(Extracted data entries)

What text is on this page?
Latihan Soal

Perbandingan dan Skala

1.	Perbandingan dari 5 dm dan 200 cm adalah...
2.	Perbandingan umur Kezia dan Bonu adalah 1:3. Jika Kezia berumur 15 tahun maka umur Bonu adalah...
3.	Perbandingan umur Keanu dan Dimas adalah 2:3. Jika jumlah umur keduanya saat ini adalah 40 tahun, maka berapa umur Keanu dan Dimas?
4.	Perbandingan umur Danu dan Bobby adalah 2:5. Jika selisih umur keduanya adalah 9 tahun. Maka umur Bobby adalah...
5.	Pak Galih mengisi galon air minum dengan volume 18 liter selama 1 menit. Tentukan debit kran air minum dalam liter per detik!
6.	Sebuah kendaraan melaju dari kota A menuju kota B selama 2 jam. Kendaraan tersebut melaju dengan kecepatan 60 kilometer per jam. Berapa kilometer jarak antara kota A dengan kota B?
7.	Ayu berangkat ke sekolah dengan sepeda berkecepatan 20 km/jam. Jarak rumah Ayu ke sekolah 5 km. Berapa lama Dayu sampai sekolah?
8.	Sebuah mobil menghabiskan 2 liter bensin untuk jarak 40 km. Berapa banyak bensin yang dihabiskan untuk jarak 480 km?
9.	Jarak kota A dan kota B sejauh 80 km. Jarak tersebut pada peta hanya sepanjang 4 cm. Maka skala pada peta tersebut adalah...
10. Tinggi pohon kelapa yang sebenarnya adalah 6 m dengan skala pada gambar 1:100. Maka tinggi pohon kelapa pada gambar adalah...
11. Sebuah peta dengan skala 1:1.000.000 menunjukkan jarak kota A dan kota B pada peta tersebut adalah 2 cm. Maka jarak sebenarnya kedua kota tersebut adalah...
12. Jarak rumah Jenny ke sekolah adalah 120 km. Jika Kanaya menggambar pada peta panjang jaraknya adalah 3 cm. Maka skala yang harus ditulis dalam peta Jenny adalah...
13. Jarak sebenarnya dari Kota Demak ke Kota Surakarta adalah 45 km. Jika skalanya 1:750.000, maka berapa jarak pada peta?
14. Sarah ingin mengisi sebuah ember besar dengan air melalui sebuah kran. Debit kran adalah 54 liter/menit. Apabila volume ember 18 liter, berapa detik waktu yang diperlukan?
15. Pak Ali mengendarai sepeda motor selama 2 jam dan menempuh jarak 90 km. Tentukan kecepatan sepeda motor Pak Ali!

> _Your instructions_: Give back all the data exactly as written.

> _Written response_:
What text is on this page?
Latihan Soal

Perbandingan dan Skala

1.	Perbandingan dari 5 dm dan 200 cm adalah...
2.	Perbandingan umur Kezia dan Bonu adalah 1:3. Jika Kezia berumur 15 tahun maka umur Bonu adalah...
3.	Perbandingan umur Keanu dan Dimas adalah 2:3. Jika jumlah umur keduanya saat ini adalah 40 tahun, maka berapa umur Keanu dan Dimas?
4.	Perbandingan umur Danu dan Bobby adalah 2:5. Jika selisih umur keduanya adalah 9 tahun. Maka umur Bobby adalah...
5.	Pak Galih mengisi galon air minum dengan volume 18 liter selama 1 menit. Tentukan debit kran air minum dalam liter per detik!
6.	Sebuah kendaraan melaju dari kota A menuju kota B selama 2 jam. Kendaraan tersebut melaju dengan kecepatan 60 kilometer per jam. Berapa kilometer jarak antara kota A dengan kota B?
7.	Ayu berangkat ke sekolah dengan sepeda berkecepatan 20 km/jam. Jarak rumah Ayu ke sekolah 5 km. Berapa lama Dayu sampai sekolah?
8.	Sebuah mobil menghabiskan 2 liter bensin untuk jarak 40 km. Berapa banyak bensin yang dihabiskan untuk jarak 480 km?
9.	Jarak kota A dan kota B sejauh 80 km. Jarak tersebut pada peta hanya sepanjang 4 cm. Maka skala pada peta tersebut adalah...
10. Tinggi pohon kelapa yang sebenarnya adalah 6 m dengan skala pada gambar 1:100. Maka tinggi pohon kelapa pada gambar adalah...
11. Sebuah peta dengan skala 1:1.000.000 menunjukkan jarak kota A dan kota B pada peta tersebut adalah 2 cm. Maka jarak sebenarnya kedua kota tersebut adalah...
12. Jarak rumah Jenny ke sekolah adalah 120 km. Jika Kanaya menggambar pada peta panjang jaraknya adalah 3 cm. Maka skala yang harus ditulis dalam peta Jenny adalah...
13. Jarak sebenarnya dari Kota Demak ke Kota Surakarta adalah 45 km. Jika skalanya 1:750.000, maka berapa jarak pada peta?
14. Sarah ingin mengisi sebuah ember besar dengan air melalui sebuah kran. Debit kran adalah 54 liter/menit. Apabila volume ember 18 liter, berapa detik waktu yang diperlukan?
15. Pak Ali mengendarai sepeda motor selama 2 jam dan menempuh jarak 90 km. Tentukan kecepatan sepeda motor Pak Ali!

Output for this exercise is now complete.